Copy out each line in the material below that has the word "מדירפ".
--- Material for this task ---
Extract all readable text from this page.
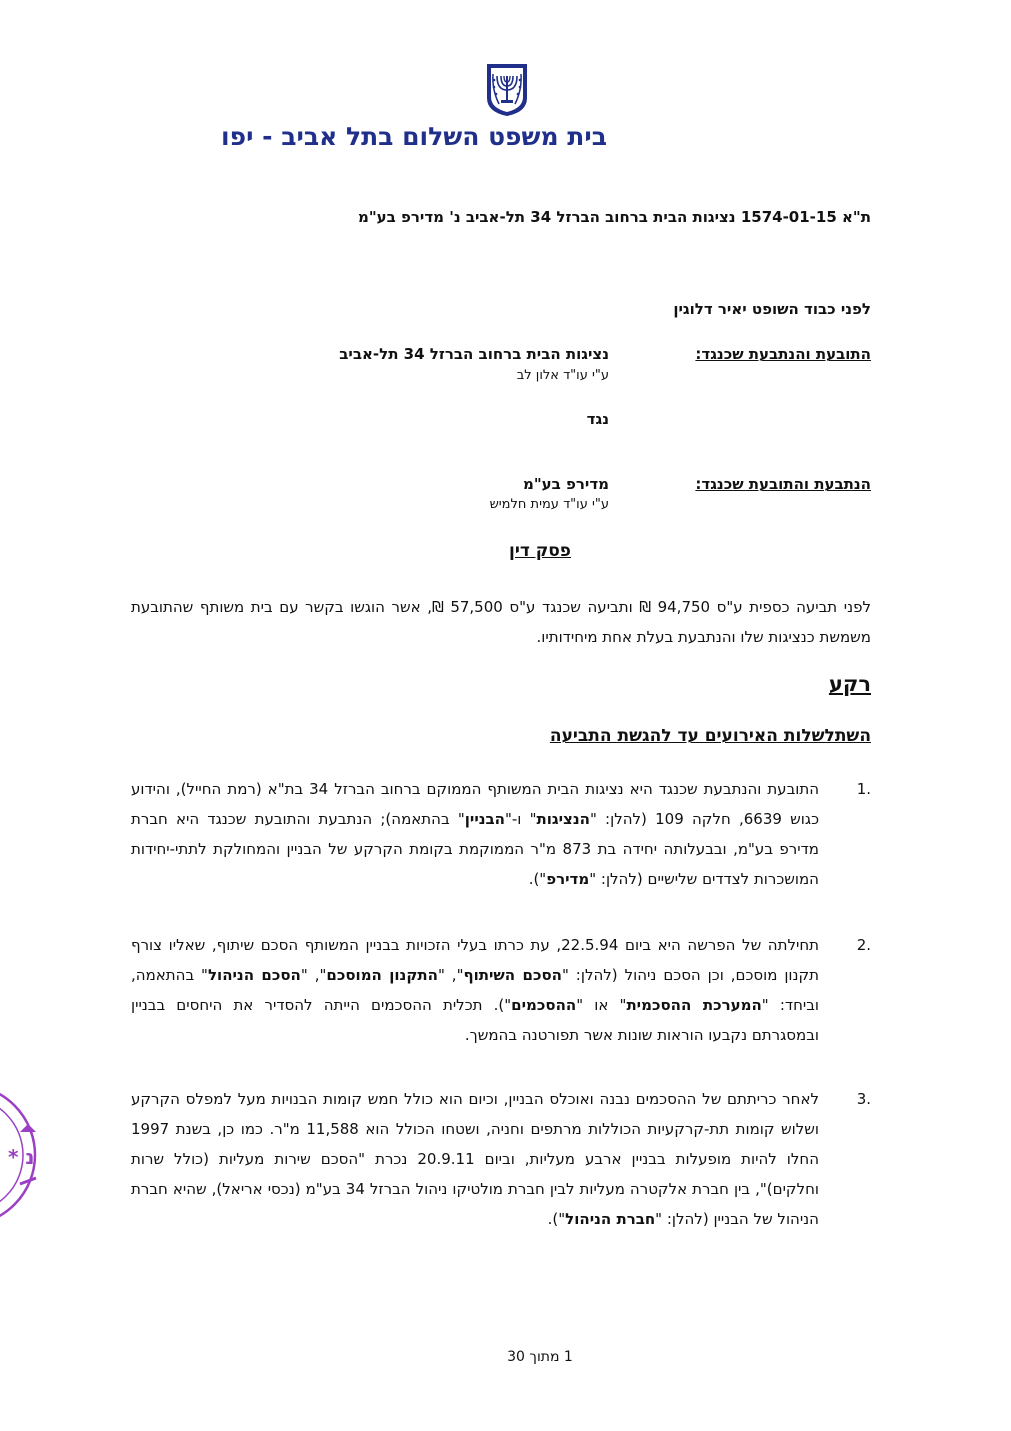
בית משפט השלום בתל אביב - יפו
ת"א 1574-01-15 נציגות הבית ברחוב הברזל 34 תל-אביב נ' מדירפ בע"מ
לפני כבוד השופט יאיר דלוגין
התובעת והנתבעת שכנגד:
נציגות הבית ברחוב הברזל 34 תל-אביב
ע"י עו"ד אלון לב
נגד
הנתבעת והתובעת שכנגד:
מדירפ בע"מ
ע"י עו"ד עמית חלמיש
פסק דין
לפני תביעה כספית ע"ס 94,750 ₪ ותביעה שכנגד ע"ס 57,500 ₪, אשר הוגשו בקשר עם בית משותף שהתובעת משמשת כנציגות שלו והנתבעת בעלת אחת מיחידותיו.
רקע
השתלשלות האירועים עד להגשת התביעה
1.
התובעת והנתבעת שכנגד היא נציגות הבית המשותף הממוקם ברחוב הברזל 34 בת"א (רמת החייל), והידוע כגוש 6639, חלקה 109 (להלן: "הנציגות" ו-"הבניין" בהתאמה); הנתבעת והתובעת שכנגד היא חברת מדירפ בע"מ, ובבעלותה יחידה בת 873 מ"ר הממוקמת בקומת הקרקע של הבניין והמחולקת לתתי-יחידות המושכרות לצדדים שלישיים (להלן: "מדירפ").
2.
תחילתה של הפרשה היא ביום 22.5.94, עת כרתו בעלי הזכויות בבניין המשותף הסכם שיתוף, שאליו צורף תקנון מוסכם, וכן הסכם ניהול (להלן: "הסכם השיתוף", "התקנון המוסכם", "הסכם הניהול" בהתאמה, וביחד: "המערכת ההסכמית" או "ההסכמים"). תכלית ההסכמים הייתה להסדיר את היחסים בבניין ובמסגרתם נקבעו הוראות שונות אשר תפורטנה בהמשך.
3.
לאחר כריתתם של ההסכמים נבנה ואוכלס הבניין, וכיום הוא כולל חמש קומות הבנויות מעל למפלס הקרקע ושלוש קומות תת-קרקעיות הכוללות מרתפים וחניה, ושטחו הכולל הוא 11,588 מ"ר. כמו כן, בשנת 1997 החלו להיות מופעלות בבניין ארבע מעליות, וביום 20.9.11 נכרת "הסכם שירות מעליות (כולל שרות וחלקים)", בין חברת אלקטרה מעליות לבין חברת מולטיקו ניהול הברזל 34 בע"מ (נכסי אריאל), שהיא חברת הניהול של הבניין (להלן: "חברת הניהול").
1 מתוך 30
* נ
---
#### [Solution to this task]
ת"א 1574-01-15 נציגות הבית ברחוב הברזל 34 תל-אביב נ' מדירפ בע"מ
מדירפ בע"מ
התובעת והנתבעת שכנגד היא נציגות הבית המשותף הממוקם ברחוב הברזל 34 בת"א (רמת החייל), והידוע כגוש 6639, חלקה 109 (להלן: "הנציגות" ו-"הבניין" בהתאמה); הנתבעת והתובעת שכנגד היא חברת מדירפ בע"מ, ובבעלותה יחידה בת 873 מ"ר הממוקמת בקומת הקרקע של הבניין והמחולקת לתתי-יחידות המושכרות לצדדים שלישיים (להלן: "מדירפ").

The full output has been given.